#### Provided material

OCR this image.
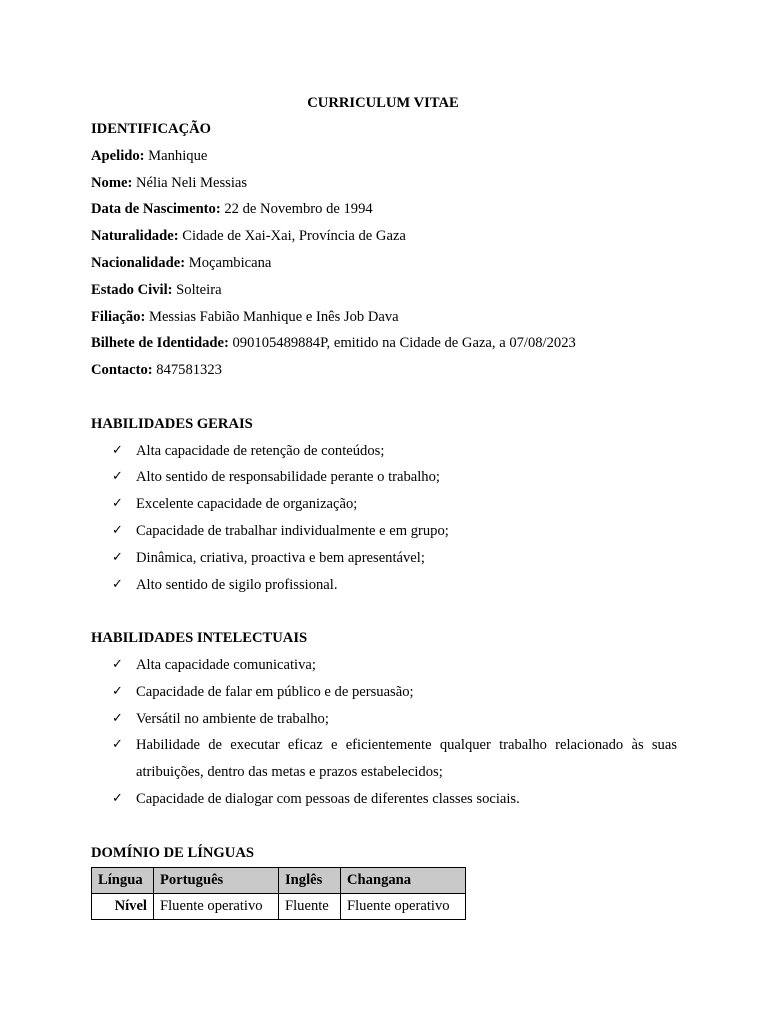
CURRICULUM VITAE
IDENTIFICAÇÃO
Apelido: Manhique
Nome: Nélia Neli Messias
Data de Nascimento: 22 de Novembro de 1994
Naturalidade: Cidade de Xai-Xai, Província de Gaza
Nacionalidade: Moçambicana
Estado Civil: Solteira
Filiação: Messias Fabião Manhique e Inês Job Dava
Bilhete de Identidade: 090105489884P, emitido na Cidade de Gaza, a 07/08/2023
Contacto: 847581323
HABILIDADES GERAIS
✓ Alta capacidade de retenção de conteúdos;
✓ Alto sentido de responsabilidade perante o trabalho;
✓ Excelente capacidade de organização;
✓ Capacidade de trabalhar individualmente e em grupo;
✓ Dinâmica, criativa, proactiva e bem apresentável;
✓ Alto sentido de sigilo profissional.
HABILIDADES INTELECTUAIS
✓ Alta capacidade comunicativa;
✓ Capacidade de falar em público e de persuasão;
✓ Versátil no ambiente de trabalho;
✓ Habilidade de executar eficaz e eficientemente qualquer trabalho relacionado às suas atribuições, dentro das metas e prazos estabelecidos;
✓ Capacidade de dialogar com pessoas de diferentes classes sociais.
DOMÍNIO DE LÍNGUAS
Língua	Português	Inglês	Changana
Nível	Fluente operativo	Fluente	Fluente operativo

########

### Aim
Leave out the pictures and restate everything else word for word.

### Answer to this task
OCR this image.
CURRICULUM VITAE
IDENTIFICAÇÃO
Apelido: Manhique
Nome: Nélia Neli Messias
Data de Nascimento: 22 de Novembro de 1994
Naturalidade: Cidade de Xai-Xai, Província de Gaza
Nacionalidade: Moçambicana
Estado Civil: Solteira
Filiação: Messias Fabião Manhique e Inês Job Dava
Bilhete de Identidade: 090105489884P, emitido na Cidade de Gaza, a 07/08/2023
Contacto: 847581323
HABILIDADES GERAIS
✓ Alta capacidade de retenção de conteúdos;
✓ Alto sentido de responsabilidade perante o trabalho;
✓ Excelente capacidade de organização;
✓ Capacidade de trabalhar individualmente e em grupo;
✓ Dinâmica, criativa, proactiva e bem apresentável;
✓ Alto sentido de sigilo profissional.
HABILIDADES INTELECTUAIS
✓ Alta capacidade comunicativa;
✓ Capacidade de falar em público e de persuasão;
✓ Versátil no ambiente de trabalho;
✓ Habilidade de executar eficaz e eficientemente qualquer trabalho relacionado às suas atribuições, dentro das metas e prazos estabelecidos;
✓ Capacidade de dialogar com pessoas de diferentes classes sociais.
DOMÍNIO DE LÍNGUAS
Língua	Português	Inglês	Changana
Nível	Fluente operativo	Fluente	Fluente operativo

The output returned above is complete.